▶ **EXERCISE GOAL**: Images are not part of the copy; transcribe all the data exactly.

* * *

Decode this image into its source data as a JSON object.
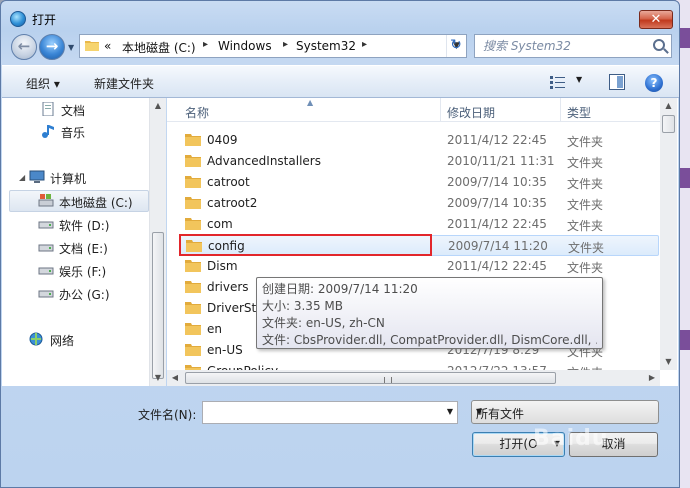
{
  "window": {
    "title": "打开",
    "close_label": "✕"
  },
  "address": {
    "overflow": "«",
    "segments": [
      "本地磁盘 (C:)",
      "Windows",
      "System32"
    ],
    "separator": "▸"
  },
  "search": {
    "placeholder": "搜索 System32"
  },
  "toolbar": {
    "organize_label": "组织 ▾",
    "new_folder_label": "新建文件夹",
    "help_label": "?"
  },
  "sidebar": {
    "items": [
      {
        "label": "文档",
        "icon": "document-icon"
      },
      {
        "label": "音乐",
        "icon": "music-icon"
      },
      {
        "label": "计算机",
        "icon": "computer-icon"
      },
      {
        "label": "本地磁盘 (C:)",
        "icon": "drive-icon"
      },
      {
        "label": "软件 (D:)",
        "icon": "drive-icon"
      },
      {
        "label": "文档 (E:)",
        "icon": "drive-icon"
      },
      {
        "label": "娱乐 (F:)",
        "icon": "drive-icon"
      },
      {
        "label": "办公 (G:)",
        "icon": "drive-icon"
      },
      {
        "label": "网络",
        "icon": "network-icon"
      }
    ]
  },
  "file_list": {
    "columns": [
      "名称",
      "修改日期",
      "类型"
    ],
    "rows": [
      {
        "name": "0409",
        "date": "2011/4/12 22:45",
        "type": "文件夹"
      },
      {
        "name": "AdvancedInstallers",
        "date": "2010/11/21 11:31",
        "type": "文件夹"
      },
      {
        "name": "catroot",
        "date": "2009/7/14 10:35",
        "type": "文件夹"
      },
      {
        "name": "catroot2",
        "date": "2009/7/14 10:35",
        "type": "文件夹"
      },
      {
        "name": "com",
        "date": "2011/4/12 22:45",
        "type": "文件夹"
      },
      {
        "name": "config",
        "date": "2009/7/14 11:20",
        "type": "文件夹"
      },
      {
        "name": "Dism",
        "date": "2011/4/12 22:45",
        "type": "文件夹"
      },
      {
        "name": "drivers",
        "date": "",
        "type": ""
      },
      {
        "name": "DriverSto",
        "date": "",
        "type": ""
      },
      {
        "name": "en",
        "date": "",
        "type": ""
      },
      {
        "name": "en-US",
        "date": "2012/7/19 8:29",
        "type": "文件夹"
      },
      {
        "name": "GroupPolicy",
        "date": "2012/7/22 13:57",
        "type": "文件夹"
      }
    ]
  },
  "tooltip": {
    "lines": [
      "创建日期: 2009/7/14 11:20",
      "大小: 3.35 MB",
      "文件夹: en-US, zh-CN",
      "文件: CbsProvider.dll, CompatProvider.dll, DismCore.dll, ..."
    ]
  },
  "footer": {
    "filename_label": "文件名(N):",
    "filename_value": "",
    "filter_value": "所有文件",
    "open_label": "打开(O",
    "cancel_label": "取消"
  },
  "watermark": "Baidu",
  "colors": {
    "highlight_border": "#e2262b",
    "folder": "#f2c55c",
    "accent": "#3c7fb1"
  }
}
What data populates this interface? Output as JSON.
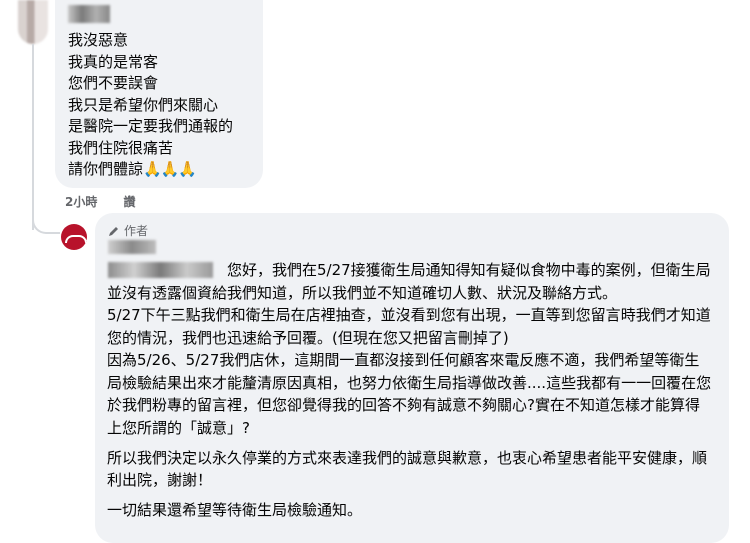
{
  "comment1": {
    "lines": [
      "我沒惡意",
      "我真的是常客",
      "您們不要誤會",
      "我只是希望你們來關心",
      "是醫院一定要我們通報的",
      "我們住院很痛苦",
      "請你們體諒"
    ],
    "emoji": "🙏🙏🙏",
    "time": "2小時",
    "like_label": "讚"
  },
  "reply": {
    "author_badge": "作者",
    "paragraphs": [
      "您好，我們在5/27接獲衛生局通知得知有疑似食物中毒的案例，但衛生局並沒有透露個資給我們知道，所以我們並不知道確切人數、狀況及聯絡方式。\n5/27下午三點我們和衛生局在店裡抽查，並沒看到您有出現，一直等到您留言時我們才知道您的情況，我們也迅速給予回覆。(但現在您又把留言刪掉了)\n因為5/26、5/27我們店休，這期間一直都沒接到任何顧客來電反應不適，我們希望等衛生局檢驗結果出來才能釐清原因真相，也努力依衛生局指導做改善....這些我都有一一回覆在您於我們粉專的留言裡，但您卻覺得我的回答不夠有誠意不夠關心?實在不知道怎樣才能算得上您所謂的「誠意」?",
      "所以我們決定以永久停業的方式來表達我們的誠意與歉意，也衷心希望患者能平安健康，順利出院，謝謝！",
      "一切結果還希望等待衛生局檢驗通知。"
    ]
  }
}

* * *

▶ **ANSWER TO THIS EXERCISE**:
Decode this image into its source data as a JSON object.
{
  "window": {
    "title": "打开",
    "close_label": "✕"
  },
  "address": {
    "overflow": "«",
    "segments": [
      "本地磁盘 (C:)",
      "Windows",
      "System32"
    ],
    "separator": "▸"
  },
  "search": {
    "placeholder": "搜索 System32"
  },
  "toolbar": {
    "organize_label": "组织 ▾",
    "new_folder_label": "新建文件夹",
    "help_label": "?"
  },
  "sidebar": {
    "items": [
      {
        "label": "文档",
        "icon": "document-icon"
      },
      {
        "label": "音乐",
        "icon": "music-icon"
      },
      {
        "label": "计算机",
        "icon": "computer-icon"
      },
      {
        "label": "本地磁盘 (C:)",
        "icon": "drive-icon"
      },
      {
        "label": "软件 (D:)",
        "icon": "drive-icon"
      },
      {
        "label": "文档 (E:)",
        "icon": "drive-icon"
      },
      {
        "label": "娱乐 (F:)",
        "icon": "drive-icon"
      },
      {
        "label": "办公 (G:)",
        "icon": "drive-icon"
      },
      {
        "label": "网络",
        "icon": "network-icon"
      }
    ]
  },
  "file_list": {
    "columns": [
      "名称",
      "修改日期",
      "类型"
    ],
    "rows": [
      {
        "name": "0409",
        "date": "2011/4/12 22:45",
        "type": "文件夹"
      },
      {
        "name": "AdvancedInstallers",
        "date": "2010/11/21 11:31",
        "type": "文件夹"
      },
      {
        "name": "catroot",
        "date": "2009/7/14 10:35",
        "type": "文件夹"
      },
      {
        "name": "catroot2",
        "date": "2009/7/14 10:35",
        "type": "文件夹"
      },
      {
        "name": "com",
        "date": "2011/4/12 22:45",
        "type": "文件夹"
      },
      {
        "name": "config",
        "date": "2009/7/14 11:20",
        "type": "文件夹"
      },
      {
        "name": "Dism",
        "date": "2011/4/12 22:45",
        "type": "文件夹"
      },
      {
        "name": "drivers",
        "date": "",
        "type": ""
      },
      {
        "name": "DriverSto",
        "date": "",
        "type": ""
      },
      {
        "name": "en",
        "date": "",
        "type": ""
      },
      {
        "name": "en-US",
        "date": "2012/7/19 8:29",
        "type": "文件夹"
      },
      {
        "name": "GroupPolicy",
        "date": "2012/7/22 13:57",
        "type": "文件夹"
      }
    ]
  },
  "tooltip": {
    "lines": [
      "创建日期: 2009/7/14 11:20",
      "大小: 3.35 MB",
      "文件夹: en-US, zh-CN",
      "文件: CbsProvider.dll, CompatProvider.dll, DismCore.dll, ..."
    ]
  },
  "footer": {
    "filename_label": "文件名(N):",
    "filename_value": "",
    "filter_value": "所有文件",
    "open_label": "打开(O",
    "cancel_label": "取消"
  },
  "watermark": "Baidu",
  "colors": {
    "highlight_border": "#e2262b",
    "folder": "#f2c55c",
    "accent": "#3c7fb1"
  }
}
What data populates this interface? Output as JSON.
{
  "comment1": {
    "lines": [
      "我沒惡意",
      "我真的是常客",
      "您們不要誤會",
      "我只是希望你們來關心",
      "是醫院一定要我們通報的",
      "我們住院很痛苦",
      "請你們體諒"
    ],
    "emoji": "🙏🙏🙏",
    "time": "2小時",
    "like_label": "讚"
  },
  "reply": {
    "author_badge": "作者",
    "paragraphs": [
      "您好，我們在5/27接獲衛生局通知得知有疑似食物中毒的案例，但衛生局並沒有透露個資給我們知道，所以我們並不知道確切人數、狀況及聯絡方式。\n5/27下午三點我們和衛生局在店裡抽查，並沒看到您有出現，一直等到您留言時我們才知道您的情況，我們也迅速給予回覆。(但現在您又把留言刪掉了)\n因為5/26、5/27我們店休，這期間一直都沒接到任何顧客來電反應不適，我們希望等衛生局檢驗結果出來才能釐清原因真相，也努力依衛生局指導做改善....這些我都有一一回覆在您於我們粉專的留言裡，但您卻覺得我的回答不夠有誠意不夠關心?實在不知道怎樣才能算得上您所謂的「誠意」?",
      "所以我們決定以永久停業的方式來表達我們的誠意與歉意，也衷心希望患者能平安健康，順利出院，謝謝！",
      "一切結果還希望等待衛生局檢驗通知。"
    ]
  }
}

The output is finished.